Find how many lines of the listing below include the word "text", then report the number by itself.

━━━ Records for processing

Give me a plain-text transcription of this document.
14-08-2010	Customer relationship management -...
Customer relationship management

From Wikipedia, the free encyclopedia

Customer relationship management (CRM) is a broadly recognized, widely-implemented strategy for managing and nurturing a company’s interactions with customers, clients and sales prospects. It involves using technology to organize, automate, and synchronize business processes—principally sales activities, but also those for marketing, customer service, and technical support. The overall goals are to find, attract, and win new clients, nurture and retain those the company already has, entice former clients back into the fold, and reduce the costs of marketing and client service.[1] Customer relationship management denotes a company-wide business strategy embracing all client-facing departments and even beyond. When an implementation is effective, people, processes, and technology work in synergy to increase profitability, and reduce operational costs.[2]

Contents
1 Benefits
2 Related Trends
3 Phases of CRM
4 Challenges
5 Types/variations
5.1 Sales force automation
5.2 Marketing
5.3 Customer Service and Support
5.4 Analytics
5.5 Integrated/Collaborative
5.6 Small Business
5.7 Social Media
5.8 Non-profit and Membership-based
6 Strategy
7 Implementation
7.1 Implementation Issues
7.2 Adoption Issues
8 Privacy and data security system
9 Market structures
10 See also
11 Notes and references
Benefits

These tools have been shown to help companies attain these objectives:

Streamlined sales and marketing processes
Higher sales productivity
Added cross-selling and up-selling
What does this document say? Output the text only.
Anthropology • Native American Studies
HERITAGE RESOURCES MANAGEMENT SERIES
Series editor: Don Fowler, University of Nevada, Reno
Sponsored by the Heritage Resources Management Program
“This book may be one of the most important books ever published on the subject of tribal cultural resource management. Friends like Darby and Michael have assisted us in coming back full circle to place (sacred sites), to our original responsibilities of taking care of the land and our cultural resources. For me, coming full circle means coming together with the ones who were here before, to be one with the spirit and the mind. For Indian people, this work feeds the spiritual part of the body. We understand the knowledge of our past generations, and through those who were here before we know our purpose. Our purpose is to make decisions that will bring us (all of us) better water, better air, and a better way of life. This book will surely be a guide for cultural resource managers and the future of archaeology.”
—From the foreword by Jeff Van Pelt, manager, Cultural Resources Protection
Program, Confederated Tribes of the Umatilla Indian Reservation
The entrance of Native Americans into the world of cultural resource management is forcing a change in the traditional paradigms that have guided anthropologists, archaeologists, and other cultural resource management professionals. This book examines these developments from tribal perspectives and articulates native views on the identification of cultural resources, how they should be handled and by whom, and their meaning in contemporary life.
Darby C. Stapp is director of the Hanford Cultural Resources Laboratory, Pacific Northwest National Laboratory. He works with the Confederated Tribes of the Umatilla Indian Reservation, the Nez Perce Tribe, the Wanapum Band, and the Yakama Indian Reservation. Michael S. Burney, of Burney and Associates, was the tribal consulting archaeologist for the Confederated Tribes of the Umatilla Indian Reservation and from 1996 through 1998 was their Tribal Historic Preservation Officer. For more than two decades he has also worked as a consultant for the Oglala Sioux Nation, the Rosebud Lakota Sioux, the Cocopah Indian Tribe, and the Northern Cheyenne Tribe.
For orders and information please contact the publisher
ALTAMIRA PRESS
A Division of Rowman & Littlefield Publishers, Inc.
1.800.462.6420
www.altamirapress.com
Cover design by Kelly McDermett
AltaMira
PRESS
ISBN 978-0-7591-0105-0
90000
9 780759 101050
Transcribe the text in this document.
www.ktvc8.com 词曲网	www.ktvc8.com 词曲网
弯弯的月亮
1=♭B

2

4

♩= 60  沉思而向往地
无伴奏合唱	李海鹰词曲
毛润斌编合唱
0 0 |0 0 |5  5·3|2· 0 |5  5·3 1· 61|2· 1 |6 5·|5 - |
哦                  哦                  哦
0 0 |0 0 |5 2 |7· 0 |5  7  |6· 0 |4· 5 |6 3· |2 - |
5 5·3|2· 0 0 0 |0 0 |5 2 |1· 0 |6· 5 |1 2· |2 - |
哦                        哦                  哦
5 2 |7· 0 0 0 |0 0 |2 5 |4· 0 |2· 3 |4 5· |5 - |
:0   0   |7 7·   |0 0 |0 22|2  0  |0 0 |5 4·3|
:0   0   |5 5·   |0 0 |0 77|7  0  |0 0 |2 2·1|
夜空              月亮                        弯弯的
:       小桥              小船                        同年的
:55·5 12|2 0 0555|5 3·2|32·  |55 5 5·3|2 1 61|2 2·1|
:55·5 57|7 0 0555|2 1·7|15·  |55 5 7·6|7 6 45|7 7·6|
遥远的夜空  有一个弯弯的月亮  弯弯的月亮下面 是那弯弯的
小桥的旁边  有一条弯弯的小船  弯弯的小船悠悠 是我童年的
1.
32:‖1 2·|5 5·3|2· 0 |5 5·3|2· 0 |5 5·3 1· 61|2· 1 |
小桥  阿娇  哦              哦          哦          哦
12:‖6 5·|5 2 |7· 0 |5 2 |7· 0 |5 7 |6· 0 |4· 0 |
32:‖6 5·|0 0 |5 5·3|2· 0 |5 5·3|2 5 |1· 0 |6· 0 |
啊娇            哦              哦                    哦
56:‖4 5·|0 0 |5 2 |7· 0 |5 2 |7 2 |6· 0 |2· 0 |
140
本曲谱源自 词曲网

━━━━━━

■ Result
3